◆ Dataset excerpts
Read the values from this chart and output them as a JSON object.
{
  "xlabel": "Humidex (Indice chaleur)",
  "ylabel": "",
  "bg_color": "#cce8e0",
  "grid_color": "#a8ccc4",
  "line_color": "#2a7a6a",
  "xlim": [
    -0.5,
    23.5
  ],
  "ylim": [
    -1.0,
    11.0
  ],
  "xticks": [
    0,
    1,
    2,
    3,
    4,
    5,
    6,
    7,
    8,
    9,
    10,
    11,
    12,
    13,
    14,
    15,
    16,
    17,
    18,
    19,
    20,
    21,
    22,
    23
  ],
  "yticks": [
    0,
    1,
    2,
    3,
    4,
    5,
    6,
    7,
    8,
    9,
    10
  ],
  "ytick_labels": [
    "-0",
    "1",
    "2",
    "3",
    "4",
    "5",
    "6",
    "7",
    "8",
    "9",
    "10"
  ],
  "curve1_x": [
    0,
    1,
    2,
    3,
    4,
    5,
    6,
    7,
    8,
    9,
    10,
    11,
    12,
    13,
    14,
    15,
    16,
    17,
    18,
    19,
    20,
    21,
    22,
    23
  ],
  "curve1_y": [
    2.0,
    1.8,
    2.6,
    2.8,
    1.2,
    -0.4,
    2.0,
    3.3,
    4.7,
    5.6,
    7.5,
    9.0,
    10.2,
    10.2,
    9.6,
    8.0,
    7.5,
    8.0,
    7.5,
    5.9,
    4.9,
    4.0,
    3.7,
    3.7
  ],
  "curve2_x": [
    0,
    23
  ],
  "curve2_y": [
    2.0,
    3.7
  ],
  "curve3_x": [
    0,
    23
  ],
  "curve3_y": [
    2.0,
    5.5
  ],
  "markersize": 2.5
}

◆ Instructions for the task
Type the whole listing again, unaltered.

◆ Answer for this exercise
Read the values from this chart and output them as a JSON object.
{
  "xlabel": "Humidex (Indice chaleur)",
  "ylabel": "",
  "bg_color": "#cce8e0",
  "grid_color": "#a8ccc4",
  "line_color": "#2a7a6a",
  "xlim": [
    -0.5,
    23.5
  ],
  "ylim": [
    -1.0,
    11.0
  ],
  "xticks": [
    0,
    1,
    2,
    3,
    4,
    5,
    6,
    7,
    8,
    9,
    10,
    11,
    12,
    13,
    14,
    15,
    16,
    17,
    18,
    19,
    20,
    21,
    22,
    23
  ],
  "yticks": [
    0,
    1,
    2,
    3,
    4,
    5,
    6,
    7,
    8,
    9,
    10
  ],
  "ytick_labels": [
    "-0",
    "1",
    "2",
    "3",
    "4",
    "5",
    "6",
    "7",
    "8",
    "9",
    "10"
  ],
  "curve1_x": [
    0,
    1,
    2,
    3,
    4,
    5,
    6,
    7,
    8,
    9,
    10,
    11,
    12,
    13,
    14,
    15,
    16,
    17,
    18,
    19,
    20,
    21,
    22,
    23
  ],
  "curve1_y": [
    2.0,
    1.8,
    2.6,
    2.8,
    1.2,
    -0.4,
    2.0,
    3.3,
    4.7,
    5.6,
    7.5,
    9.0,
    10.2,
    10.2,
    9.6,
    8.0,
    7.5,
    8.0,
    7.5,
    5.9,
    4.9,
    4.0,
    3.7,
    3.7
  ],
  "curve2_x": [
    0,
    23
  ],
  "curve2_y": [
    2.0,
    3.7
  ],
  "curve3_x": [
    0,
    23
  ],
  "curve3_y": [
    2.0,
    5.5
  ],
  "markersize": 2.5
}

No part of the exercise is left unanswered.